:: Records for the exercise

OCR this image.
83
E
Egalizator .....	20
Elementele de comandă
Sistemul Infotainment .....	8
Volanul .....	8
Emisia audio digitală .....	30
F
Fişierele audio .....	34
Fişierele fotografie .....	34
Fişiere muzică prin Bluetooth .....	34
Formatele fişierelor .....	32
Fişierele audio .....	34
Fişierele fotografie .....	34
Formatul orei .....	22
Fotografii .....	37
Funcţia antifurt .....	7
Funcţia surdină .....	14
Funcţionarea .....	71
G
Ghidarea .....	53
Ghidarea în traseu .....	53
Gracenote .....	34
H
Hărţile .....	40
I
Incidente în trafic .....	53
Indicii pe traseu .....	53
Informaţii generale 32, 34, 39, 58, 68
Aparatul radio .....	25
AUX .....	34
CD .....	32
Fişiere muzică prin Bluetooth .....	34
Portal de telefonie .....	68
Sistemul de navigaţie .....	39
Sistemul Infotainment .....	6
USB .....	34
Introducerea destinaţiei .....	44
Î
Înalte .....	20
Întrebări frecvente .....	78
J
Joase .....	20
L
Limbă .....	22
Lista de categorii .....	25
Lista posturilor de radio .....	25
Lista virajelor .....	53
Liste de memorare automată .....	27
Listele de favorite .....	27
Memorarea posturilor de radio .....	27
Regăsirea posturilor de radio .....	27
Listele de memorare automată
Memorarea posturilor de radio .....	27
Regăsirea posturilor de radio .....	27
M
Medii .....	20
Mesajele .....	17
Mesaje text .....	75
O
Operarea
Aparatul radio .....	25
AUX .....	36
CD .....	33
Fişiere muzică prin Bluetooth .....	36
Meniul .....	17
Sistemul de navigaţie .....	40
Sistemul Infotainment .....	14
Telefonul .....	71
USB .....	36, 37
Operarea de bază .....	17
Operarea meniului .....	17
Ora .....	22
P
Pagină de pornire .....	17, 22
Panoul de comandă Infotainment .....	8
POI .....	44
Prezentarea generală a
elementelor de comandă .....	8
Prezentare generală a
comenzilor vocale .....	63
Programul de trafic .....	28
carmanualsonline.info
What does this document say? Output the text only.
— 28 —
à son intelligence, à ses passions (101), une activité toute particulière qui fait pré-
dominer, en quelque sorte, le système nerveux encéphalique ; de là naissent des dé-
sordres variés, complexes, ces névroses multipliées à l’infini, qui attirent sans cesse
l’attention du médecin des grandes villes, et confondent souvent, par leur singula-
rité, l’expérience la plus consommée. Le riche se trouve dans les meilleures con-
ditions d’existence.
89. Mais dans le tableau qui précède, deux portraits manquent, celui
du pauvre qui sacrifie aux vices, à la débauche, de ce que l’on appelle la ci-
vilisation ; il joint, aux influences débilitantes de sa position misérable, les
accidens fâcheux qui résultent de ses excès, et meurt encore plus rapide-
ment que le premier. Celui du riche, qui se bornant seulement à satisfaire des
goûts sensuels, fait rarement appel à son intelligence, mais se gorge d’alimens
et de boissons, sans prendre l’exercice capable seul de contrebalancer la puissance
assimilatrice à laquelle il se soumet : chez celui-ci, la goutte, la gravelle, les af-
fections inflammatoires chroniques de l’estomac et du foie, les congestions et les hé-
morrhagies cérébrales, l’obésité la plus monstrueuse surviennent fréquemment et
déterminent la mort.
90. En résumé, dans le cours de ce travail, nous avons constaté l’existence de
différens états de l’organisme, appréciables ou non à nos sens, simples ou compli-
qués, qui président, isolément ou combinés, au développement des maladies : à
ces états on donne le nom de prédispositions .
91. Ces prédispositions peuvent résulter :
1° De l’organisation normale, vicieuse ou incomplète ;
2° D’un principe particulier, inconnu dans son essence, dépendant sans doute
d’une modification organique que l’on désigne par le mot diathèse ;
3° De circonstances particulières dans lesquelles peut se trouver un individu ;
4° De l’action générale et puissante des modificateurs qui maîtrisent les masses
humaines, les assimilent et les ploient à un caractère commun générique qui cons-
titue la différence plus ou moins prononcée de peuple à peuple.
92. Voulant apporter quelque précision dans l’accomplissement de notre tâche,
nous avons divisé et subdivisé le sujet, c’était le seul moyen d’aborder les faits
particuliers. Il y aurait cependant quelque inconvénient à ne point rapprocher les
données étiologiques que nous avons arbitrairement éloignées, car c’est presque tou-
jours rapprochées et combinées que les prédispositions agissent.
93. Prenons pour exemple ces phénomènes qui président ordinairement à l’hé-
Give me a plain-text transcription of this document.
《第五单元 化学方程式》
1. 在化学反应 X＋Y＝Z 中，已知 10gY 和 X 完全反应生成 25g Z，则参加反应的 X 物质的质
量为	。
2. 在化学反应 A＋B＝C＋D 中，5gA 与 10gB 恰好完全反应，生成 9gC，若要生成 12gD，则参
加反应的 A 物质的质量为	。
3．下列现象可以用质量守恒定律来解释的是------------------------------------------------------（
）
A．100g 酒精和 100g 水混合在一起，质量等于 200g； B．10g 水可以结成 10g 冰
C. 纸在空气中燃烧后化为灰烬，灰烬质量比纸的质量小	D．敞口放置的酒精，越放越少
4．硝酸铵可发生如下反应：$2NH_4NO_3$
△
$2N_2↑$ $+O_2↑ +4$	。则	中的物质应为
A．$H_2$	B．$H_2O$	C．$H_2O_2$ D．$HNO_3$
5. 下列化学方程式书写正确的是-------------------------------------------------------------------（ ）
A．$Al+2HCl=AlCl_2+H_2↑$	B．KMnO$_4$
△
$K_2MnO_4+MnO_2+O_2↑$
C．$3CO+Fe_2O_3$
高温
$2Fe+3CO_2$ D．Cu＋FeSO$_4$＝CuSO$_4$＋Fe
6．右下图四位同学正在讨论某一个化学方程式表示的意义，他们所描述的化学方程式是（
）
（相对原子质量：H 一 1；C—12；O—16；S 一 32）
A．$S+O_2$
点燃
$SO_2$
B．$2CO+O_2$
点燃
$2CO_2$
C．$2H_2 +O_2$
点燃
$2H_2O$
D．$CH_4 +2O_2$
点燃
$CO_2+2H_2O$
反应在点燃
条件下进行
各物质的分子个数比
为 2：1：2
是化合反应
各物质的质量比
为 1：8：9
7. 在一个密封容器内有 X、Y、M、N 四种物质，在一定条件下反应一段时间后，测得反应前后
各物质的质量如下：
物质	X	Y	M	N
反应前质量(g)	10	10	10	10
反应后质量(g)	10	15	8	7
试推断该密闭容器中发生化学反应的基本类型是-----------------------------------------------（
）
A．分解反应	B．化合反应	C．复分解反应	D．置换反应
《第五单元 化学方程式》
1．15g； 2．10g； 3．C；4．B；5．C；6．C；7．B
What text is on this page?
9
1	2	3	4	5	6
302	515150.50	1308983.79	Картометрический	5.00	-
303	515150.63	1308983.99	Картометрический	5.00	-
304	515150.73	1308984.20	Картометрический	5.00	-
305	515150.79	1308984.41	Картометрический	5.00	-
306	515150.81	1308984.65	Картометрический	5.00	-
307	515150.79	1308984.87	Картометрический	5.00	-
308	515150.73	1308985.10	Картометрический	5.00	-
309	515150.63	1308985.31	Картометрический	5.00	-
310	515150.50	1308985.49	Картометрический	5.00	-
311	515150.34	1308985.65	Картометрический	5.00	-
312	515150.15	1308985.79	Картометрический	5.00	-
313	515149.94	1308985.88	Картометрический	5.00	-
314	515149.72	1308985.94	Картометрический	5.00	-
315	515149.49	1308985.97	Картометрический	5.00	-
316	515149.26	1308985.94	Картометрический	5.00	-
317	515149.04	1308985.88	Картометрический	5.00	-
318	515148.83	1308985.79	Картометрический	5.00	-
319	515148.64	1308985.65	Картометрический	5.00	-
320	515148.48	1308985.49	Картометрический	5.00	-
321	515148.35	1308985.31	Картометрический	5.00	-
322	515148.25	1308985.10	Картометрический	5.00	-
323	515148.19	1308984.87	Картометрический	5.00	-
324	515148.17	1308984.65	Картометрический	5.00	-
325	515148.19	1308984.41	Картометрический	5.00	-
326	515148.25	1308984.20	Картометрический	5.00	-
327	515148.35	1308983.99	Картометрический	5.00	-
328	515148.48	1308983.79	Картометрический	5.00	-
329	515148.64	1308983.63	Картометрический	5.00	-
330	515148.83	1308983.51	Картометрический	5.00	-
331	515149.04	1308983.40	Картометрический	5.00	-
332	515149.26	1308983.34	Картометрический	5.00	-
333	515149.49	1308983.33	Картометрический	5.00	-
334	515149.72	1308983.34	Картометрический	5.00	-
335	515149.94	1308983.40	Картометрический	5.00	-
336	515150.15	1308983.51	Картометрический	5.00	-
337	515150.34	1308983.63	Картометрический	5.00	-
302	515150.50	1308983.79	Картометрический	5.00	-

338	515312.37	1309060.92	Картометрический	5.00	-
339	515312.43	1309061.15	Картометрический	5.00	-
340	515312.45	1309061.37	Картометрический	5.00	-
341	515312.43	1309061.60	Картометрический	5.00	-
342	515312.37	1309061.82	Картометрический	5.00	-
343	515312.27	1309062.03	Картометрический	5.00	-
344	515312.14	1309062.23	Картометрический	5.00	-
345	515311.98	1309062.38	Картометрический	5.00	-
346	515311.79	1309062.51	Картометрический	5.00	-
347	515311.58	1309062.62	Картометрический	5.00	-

::::

■ Exercise brief ■
What is the number of lines in the listing that include the word "document"? Give that number and nothing else.

■ Reply ■
2